* INPUT ROWS:
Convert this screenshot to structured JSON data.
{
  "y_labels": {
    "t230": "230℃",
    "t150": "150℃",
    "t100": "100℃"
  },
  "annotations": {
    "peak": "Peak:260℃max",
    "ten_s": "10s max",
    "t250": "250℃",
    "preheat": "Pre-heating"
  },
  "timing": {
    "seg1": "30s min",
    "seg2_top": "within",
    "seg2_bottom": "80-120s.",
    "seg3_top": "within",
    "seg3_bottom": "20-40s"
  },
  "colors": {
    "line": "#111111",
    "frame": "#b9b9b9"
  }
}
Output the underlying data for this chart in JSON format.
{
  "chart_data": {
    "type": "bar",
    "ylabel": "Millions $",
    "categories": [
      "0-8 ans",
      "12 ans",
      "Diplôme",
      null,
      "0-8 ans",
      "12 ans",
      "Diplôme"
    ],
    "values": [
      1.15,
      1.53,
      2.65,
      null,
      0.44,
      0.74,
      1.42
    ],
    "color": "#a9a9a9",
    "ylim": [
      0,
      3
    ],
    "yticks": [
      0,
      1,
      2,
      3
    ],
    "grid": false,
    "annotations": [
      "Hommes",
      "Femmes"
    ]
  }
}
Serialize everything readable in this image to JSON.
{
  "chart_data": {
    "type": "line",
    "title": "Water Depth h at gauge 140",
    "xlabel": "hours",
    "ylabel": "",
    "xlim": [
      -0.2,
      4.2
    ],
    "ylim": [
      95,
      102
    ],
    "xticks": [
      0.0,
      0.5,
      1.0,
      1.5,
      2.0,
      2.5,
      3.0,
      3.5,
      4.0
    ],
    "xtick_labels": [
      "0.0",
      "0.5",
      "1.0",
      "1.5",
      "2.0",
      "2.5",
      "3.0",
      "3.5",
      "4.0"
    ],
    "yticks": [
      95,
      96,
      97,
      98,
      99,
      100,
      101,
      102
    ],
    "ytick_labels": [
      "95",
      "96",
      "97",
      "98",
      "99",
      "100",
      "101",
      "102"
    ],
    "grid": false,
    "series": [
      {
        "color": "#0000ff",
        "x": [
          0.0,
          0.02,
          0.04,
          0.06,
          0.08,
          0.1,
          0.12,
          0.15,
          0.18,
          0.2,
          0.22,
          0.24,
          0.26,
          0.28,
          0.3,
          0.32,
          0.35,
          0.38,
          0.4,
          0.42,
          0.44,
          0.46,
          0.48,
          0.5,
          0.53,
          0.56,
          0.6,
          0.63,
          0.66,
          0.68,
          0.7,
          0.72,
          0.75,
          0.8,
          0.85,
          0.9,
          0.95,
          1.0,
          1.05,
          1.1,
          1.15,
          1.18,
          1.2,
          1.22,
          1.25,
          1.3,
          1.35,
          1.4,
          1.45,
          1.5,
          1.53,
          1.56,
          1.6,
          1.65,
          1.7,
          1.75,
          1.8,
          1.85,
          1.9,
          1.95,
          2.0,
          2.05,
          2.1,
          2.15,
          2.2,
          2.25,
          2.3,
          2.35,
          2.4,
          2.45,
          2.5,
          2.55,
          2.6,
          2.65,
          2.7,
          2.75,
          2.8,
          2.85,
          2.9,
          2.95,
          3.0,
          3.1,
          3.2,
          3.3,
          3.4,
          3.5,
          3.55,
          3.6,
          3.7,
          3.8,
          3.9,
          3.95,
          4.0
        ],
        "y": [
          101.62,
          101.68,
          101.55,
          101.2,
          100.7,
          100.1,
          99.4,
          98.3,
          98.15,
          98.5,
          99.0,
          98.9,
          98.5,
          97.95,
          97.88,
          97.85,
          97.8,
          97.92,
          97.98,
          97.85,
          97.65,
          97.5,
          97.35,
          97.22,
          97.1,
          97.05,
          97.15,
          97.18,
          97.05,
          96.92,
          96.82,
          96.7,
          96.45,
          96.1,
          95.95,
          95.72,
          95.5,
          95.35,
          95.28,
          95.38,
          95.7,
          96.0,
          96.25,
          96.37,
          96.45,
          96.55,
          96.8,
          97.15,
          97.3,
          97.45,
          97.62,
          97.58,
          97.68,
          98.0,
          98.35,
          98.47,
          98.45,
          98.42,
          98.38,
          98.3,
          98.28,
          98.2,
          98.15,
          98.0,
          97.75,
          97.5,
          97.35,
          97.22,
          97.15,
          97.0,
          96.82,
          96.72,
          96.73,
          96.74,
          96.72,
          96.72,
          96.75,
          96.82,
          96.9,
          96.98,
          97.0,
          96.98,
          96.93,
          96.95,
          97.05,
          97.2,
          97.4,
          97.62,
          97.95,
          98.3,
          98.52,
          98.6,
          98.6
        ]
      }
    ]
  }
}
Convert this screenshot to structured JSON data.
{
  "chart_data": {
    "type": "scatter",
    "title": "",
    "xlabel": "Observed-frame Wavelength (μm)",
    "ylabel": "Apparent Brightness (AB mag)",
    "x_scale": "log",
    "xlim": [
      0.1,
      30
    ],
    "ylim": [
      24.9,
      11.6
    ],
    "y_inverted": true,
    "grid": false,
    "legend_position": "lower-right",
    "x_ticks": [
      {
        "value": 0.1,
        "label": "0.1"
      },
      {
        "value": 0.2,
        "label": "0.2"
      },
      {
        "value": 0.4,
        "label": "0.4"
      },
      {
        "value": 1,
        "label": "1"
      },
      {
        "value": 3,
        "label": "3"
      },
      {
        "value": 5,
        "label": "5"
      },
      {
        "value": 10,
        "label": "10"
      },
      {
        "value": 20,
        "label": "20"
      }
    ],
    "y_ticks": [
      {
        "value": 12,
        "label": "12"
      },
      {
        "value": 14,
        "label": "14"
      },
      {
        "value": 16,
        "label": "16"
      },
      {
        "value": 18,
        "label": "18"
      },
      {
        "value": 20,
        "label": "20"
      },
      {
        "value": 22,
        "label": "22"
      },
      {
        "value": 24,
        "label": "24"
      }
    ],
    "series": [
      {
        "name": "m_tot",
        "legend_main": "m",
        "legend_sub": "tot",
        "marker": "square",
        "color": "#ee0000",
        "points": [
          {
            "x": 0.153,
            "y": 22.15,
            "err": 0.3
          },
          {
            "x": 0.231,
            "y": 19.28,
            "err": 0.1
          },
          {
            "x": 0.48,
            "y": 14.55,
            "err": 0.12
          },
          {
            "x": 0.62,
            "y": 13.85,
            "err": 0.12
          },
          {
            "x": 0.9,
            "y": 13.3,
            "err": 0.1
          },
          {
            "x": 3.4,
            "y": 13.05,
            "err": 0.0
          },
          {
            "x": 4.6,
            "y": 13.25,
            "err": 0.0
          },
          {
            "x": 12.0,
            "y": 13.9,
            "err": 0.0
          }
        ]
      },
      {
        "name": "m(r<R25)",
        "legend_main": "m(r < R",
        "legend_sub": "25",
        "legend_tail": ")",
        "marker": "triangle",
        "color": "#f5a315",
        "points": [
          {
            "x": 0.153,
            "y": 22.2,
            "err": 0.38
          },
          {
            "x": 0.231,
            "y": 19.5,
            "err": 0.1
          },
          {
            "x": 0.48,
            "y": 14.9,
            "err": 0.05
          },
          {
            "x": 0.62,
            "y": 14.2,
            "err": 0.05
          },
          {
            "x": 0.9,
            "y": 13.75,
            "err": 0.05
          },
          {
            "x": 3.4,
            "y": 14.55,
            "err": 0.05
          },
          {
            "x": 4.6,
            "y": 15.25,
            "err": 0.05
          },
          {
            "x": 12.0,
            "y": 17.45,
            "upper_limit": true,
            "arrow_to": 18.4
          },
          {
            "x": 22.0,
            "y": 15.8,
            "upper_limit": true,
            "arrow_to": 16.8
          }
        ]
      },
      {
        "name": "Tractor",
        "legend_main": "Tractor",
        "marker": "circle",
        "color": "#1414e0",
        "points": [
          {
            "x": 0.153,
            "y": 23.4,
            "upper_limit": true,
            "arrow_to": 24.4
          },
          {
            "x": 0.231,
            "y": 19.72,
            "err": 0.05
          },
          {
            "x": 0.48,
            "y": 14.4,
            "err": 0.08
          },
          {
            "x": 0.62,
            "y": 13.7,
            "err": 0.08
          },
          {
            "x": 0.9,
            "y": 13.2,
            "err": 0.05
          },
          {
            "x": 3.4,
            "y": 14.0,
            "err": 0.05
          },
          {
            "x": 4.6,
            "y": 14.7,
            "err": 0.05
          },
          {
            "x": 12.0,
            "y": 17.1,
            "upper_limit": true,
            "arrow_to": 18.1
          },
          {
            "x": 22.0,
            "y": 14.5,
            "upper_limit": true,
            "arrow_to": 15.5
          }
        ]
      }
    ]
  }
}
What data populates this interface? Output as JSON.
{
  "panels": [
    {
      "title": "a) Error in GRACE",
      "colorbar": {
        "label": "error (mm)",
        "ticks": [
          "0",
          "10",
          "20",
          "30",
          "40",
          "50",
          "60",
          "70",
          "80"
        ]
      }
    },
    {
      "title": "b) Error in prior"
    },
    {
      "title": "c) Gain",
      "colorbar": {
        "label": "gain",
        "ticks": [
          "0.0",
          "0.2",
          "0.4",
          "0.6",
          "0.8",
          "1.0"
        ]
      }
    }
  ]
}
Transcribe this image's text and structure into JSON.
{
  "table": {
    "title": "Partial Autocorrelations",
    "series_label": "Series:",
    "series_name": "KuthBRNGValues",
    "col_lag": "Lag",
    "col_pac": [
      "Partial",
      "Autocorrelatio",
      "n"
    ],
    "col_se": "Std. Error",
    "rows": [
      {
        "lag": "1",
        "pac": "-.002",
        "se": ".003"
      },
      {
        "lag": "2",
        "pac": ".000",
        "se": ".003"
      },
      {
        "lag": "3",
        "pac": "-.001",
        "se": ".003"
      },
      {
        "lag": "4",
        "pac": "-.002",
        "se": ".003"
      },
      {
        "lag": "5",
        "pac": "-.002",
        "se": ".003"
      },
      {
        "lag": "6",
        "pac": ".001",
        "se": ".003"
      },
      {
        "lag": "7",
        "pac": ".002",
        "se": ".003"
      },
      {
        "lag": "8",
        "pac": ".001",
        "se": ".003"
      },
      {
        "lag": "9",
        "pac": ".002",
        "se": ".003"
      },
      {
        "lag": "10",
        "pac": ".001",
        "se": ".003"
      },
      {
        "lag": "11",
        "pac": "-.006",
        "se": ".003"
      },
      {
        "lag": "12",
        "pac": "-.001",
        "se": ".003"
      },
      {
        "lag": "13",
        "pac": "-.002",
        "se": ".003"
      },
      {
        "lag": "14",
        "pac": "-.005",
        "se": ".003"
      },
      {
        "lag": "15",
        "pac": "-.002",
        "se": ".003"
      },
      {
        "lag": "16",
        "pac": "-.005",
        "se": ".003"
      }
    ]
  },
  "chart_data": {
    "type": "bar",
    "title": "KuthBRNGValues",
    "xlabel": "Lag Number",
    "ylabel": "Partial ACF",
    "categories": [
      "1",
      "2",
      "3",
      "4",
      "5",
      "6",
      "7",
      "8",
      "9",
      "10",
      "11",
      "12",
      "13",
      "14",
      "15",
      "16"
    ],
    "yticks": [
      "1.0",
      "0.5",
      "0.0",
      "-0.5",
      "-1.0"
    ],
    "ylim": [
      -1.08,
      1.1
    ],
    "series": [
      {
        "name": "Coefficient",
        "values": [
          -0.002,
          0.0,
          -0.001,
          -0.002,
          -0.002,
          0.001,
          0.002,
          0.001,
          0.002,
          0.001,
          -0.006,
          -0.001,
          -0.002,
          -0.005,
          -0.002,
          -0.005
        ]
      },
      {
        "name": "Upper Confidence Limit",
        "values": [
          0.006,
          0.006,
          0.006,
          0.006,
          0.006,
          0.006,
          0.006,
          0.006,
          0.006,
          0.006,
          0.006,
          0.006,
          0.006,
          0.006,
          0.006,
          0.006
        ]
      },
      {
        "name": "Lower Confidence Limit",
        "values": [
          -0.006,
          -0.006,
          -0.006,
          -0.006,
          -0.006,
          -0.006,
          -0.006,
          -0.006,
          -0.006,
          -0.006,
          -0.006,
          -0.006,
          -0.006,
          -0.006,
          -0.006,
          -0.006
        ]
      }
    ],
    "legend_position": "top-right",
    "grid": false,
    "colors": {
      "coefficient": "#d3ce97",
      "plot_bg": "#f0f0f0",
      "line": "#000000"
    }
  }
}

* WRITTEN EXERCISE: Where a line holds "title", copy it out.

* CORRECT OUTPUT:
    "title": "Water Depth h at gauge 140",
    "title": "",
      "title": "a) Error in GRACE",
      "title": "b) Error in prior"
      "title": "c) Gain",
    "title": "Partial Autocorrelations",
    "title": "KuthBRNGValues",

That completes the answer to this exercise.